◆ **作業指示 1**
リハビリの課題と強みを扱った文章から、「すなわち「○○が足りない」と」を含む語句で始まり「でいくのではないでしょうか。」で終わる部分を一字一句変えずに書き写すこと。
◆ **作業指示 2**
リハビリの課題と強みを扱った文章をもとに、次の問いに答えること。
(a) 人の強みを見つけ出し伸ばしていく視点に関わる分野として、何が挙げられているか。
(b) 「○○が足りない」という見方は、結局どのようなものだといわれているか。
(c) ディープインテンションのリハビリが着目するのは何と何か。
***** 出典文書
リハビリでの課題と強み

2020.05.01

医療者だけではなく、クライアントの皆さんも、自分の問題はどこにあり、どこが正常(があるとすれば)からの逸脱なのかとして見がちです。医学は昔からこのような考え方をすることが多く、有効であることも多々あります。しかし、どうしても批判的に物事をみてしまい想定される正常からの引き算で人を見てしまいがちです。

すなわち「○○が足りない」という見方になります。これは、自己自身への視線、態度に自然に滲み出てくるでしょう。結果、他者からの視線も気になりだします。「○○が足りない」はある程度合っているのかもしれませんし、それはそれで有意義です。しかし、一面的であるといえます。
近年は、「足りない」をどうしていくかという考え方に加え、その人の強みを見つけ出す、強みを伸ばしていくという視点も重視されています。レジリエンスやポジティブ心理学(精神医学)などの分野です。

こんなに大変でも、具合がよくなくてもどうにかやっている・・・「何が足りない?」と考えることも意味はあります。冷静に自分を見つめられる人なら、より有効でしょう。けれど大概の人は、怒りだったり自責感だったり色々な感情・思考が起こって、気持ちが沈んでいくのではないでしょうか。
一方で、どうにかやっているということは、何か自分に強みがあるに違いない。それはなんなのだろうかと考えることも有効です。

両方わかれば鬼に金棒です。ディープインテンションのリハビリは、課題、強みの両方に着目して、皆さんに伴走します。
**********
***** 対象レコード
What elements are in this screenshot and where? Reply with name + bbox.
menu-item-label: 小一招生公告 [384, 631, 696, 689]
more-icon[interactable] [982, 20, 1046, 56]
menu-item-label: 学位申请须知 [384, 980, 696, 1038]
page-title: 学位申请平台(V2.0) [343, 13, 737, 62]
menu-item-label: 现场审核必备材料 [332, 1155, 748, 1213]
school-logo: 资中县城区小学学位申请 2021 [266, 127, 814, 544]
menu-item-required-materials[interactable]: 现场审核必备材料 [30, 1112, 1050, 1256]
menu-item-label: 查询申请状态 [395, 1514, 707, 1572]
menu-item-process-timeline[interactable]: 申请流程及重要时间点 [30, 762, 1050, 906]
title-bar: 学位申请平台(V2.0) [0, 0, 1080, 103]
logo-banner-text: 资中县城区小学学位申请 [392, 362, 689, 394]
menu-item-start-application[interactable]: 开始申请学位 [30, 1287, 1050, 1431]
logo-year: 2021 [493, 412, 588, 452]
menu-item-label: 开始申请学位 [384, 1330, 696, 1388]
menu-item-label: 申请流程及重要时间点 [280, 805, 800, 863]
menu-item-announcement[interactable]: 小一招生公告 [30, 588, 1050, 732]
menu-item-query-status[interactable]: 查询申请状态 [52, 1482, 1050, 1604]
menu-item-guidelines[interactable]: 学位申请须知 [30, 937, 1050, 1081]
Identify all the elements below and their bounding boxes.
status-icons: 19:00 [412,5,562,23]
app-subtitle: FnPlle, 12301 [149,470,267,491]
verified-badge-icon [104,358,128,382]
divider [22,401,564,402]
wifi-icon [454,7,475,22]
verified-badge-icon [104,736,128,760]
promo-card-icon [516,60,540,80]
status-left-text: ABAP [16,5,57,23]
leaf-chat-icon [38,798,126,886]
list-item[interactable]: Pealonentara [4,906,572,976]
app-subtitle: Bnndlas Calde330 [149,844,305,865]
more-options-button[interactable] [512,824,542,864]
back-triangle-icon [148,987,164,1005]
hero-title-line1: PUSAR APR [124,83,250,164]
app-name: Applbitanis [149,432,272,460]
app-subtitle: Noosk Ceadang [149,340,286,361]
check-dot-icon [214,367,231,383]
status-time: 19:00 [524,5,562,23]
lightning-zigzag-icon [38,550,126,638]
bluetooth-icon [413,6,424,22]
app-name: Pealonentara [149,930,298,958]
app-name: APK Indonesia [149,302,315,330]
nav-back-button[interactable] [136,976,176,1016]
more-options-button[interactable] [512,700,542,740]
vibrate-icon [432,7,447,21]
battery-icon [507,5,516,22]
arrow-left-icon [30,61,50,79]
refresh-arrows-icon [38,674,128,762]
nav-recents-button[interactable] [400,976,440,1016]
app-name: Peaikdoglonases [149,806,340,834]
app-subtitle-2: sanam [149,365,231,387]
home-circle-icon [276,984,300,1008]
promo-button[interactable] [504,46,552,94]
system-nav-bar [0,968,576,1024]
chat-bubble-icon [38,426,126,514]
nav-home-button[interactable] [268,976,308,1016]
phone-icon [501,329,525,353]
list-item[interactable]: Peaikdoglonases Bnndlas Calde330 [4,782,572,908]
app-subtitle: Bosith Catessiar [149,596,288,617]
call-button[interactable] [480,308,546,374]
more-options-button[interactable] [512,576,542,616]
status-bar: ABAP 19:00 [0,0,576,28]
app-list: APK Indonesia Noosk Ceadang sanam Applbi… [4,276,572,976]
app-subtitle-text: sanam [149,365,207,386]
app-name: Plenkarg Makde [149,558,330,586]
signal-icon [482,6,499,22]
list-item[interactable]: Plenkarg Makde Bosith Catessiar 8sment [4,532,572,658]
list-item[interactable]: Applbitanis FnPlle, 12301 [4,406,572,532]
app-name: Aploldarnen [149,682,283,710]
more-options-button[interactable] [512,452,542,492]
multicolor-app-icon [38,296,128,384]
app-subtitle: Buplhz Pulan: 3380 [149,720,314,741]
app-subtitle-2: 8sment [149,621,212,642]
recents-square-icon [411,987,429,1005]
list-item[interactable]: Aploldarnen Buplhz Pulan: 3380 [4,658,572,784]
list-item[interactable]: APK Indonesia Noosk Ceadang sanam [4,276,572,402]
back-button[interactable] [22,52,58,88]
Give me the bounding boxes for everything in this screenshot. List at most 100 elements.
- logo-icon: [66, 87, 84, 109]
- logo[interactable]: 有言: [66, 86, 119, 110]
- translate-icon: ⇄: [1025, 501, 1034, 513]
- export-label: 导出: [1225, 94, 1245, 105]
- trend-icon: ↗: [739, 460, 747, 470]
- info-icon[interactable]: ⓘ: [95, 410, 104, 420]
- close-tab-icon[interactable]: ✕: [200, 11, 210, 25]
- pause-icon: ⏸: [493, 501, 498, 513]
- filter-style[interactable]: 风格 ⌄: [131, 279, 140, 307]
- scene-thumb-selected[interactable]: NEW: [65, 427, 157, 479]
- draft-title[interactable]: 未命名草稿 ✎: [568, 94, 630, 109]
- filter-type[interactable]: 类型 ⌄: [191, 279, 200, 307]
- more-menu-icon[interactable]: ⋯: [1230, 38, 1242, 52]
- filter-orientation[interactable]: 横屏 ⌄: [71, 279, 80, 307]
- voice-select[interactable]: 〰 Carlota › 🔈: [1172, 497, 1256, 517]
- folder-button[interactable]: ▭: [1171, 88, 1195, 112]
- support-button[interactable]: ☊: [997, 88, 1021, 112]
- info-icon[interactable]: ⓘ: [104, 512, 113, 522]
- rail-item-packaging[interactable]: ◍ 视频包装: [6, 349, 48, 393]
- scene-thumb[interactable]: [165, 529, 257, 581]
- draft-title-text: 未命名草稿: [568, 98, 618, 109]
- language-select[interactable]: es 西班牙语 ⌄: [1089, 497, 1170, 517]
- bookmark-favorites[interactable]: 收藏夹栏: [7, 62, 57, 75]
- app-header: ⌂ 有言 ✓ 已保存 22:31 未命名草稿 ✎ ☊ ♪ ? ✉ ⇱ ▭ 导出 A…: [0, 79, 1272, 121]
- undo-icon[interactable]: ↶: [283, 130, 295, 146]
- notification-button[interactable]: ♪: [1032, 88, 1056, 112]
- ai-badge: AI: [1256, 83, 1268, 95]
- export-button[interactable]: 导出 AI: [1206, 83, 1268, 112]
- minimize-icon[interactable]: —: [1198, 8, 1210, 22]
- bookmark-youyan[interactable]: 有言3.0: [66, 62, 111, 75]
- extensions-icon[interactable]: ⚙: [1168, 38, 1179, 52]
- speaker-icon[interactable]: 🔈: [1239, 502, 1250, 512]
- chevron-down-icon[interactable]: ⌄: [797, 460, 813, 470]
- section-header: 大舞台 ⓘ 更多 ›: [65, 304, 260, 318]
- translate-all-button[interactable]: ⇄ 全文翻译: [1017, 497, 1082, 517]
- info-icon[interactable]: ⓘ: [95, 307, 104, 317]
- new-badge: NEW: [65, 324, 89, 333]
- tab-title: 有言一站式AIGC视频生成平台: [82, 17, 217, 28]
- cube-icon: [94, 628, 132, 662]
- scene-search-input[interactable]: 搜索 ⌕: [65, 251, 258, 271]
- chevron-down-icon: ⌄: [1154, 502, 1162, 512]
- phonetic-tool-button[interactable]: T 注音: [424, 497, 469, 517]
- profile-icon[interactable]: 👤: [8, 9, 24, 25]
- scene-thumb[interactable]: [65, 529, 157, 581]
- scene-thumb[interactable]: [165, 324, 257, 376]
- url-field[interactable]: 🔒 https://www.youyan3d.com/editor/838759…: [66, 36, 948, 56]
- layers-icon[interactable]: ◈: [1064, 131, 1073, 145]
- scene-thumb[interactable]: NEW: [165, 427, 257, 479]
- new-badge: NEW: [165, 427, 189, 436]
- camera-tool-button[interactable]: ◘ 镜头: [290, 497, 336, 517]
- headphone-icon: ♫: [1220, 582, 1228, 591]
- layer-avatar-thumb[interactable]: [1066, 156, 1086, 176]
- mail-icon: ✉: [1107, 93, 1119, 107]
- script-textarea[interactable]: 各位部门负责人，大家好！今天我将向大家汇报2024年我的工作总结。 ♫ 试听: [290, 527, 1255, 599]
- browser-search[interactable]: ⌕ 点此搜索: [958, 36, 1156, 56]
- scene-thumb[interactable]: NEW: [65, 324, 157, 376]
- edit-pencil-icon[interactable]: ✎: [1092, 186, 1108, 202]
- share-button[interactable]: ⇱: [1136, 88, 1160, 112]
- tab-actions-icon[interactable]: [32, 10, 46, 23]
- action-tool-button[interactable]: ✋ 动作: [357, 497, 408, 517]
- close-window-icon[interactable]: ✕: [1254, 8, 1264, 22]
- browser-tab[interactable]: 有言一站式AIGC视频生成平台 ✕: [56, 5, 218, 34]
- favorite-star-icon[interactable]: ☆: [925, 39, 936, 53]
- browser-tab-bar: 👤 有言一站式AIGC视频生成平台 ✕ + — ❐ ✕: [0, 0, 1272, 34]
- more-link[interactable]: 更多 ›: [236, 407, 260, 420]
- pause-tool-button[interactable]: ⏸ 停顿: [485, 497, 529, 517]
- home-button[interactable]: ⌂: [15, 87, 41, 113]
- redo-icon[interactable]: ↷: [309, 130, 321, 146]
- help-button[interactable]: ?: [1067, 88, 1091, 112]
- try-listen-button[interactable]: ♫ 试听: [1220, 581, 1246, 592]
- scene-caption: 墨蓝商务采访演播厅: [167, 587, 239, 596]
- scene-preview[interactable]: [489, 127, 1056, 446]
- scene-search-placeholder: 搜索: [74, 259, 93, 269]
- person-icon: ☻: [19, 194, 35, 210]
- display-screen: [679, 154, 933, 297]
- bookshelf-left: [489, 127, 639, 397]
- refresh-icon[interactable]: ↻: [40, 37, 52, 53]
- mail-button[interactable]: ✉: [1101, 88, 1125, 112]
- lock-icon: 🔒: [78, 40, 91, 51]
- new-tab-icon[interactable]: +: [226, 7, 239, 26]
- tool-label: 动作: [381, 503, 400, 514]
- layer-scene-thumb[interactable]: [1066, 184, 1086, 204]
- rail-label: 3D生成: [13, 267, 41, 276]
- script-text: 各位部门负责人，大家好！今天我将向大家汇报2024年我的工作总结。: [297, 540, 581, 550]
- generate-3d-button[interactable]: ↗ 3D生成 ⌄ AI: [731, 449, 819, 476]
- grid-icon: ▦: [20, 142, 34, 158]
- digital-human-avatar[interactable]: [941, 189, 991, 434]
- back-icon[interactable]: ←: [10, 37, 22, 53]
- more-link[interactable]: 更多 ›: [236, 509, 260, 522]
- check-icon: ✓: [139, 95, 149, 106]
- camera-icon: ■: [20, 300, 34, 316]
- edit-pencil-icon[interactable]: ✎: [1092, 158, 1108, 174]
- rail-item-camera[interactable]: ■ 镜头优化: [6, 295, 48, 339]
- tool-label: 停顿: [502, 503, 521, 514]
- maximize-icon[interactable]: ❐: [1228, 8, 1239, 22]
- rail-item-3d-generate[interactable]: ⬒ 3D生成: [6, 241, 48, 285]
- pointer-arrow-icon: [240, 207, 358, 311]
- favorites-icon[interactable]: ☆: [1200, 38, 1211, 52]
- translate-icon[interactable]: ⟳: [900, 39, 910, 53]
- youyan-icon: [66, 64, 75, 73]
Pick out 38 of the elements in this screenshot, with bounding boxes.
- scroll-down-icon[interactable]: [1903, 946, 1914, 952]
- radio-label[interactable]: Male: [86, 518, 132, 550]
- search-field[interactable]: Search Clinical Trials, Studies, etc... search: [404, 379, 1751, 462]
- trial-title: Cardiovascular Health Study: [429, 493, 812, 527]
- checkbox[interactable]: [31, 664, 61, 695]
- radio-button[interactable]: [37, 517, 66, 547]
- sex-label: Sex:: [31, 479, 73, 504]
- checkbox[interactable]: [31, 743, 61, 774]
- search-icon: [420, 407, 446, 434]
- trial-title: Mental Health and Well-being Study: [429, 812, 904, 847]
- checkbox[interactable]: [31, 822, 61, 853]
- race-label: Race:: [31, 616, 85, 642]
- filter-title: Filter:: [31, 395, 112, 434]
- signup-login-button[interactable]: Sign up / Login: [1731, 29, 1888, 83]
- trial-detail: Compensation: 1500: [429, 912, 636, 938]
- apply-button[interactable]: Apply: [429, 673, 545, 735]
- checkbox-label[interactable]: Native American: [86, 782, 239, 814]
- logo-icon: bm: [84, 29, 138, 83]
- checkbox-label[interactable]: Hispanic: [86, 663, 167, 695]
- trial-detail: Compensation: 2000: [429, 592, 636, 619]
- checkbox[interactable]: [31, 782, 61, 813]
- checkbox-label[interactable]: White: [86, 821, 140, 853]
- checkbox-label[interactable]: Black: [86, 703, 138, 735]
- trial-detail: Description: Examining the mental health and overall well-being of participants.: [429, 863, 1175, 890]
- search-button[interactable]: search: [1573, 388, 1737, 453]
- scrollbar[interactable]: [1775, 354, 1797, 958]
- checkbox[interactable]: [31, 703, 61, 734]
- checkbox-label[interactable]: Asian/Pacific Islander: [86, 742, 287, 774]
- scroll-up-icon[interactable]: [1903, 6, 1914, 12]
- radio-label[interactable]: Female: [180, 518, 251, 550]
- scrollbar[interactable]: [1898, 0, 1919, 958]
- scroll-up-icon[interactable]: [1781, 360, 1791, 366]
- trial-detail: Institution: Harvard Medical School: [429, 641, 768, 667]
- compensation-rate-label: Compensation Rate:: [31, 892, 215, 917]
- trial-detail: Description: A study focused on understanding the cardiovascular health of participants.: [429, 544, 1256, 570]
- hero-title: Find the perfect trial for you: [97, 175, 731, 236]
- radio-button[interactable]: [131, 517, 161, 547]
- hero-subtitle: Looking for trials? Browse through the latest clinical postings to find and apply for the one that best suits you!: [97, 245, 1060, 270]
**********
◆ **解答例 1**
すなわち「○○が足りない」という見方になります。これは、自己自身への視線、態度に自然に滲み出てくるでしょう。結果、他者からの視線も気になりだします。「○○が足りない」はある程度合っているのかもしれませんし、それはそれで有意義です。しかし、一面的であるといえます。
近年は、「足りない」をどうしていくかという考え方に加え、その人の強みを見つけ出す、強みを伸ばしていくという視点も重視されています。レジリエンスやポジティブ心理学(精神医学)などの分野です。

こんなに大変でも、具合がよくなくてもどうにかやっている・・・「何が足りない?」と考えることも意味はあります。冷静に自分を見つめられる人なら、より有効でしょう。けれど大概の人は、怒りだったり自責感だったり色々な感情・思考が起こって、気持ちが沈んでいくのではないでしょうか。

◆ **解答例 2**
(a) レジリエンスやポジティブ心理学(精神医学)
(b) 一面的である
(c) 課題と強み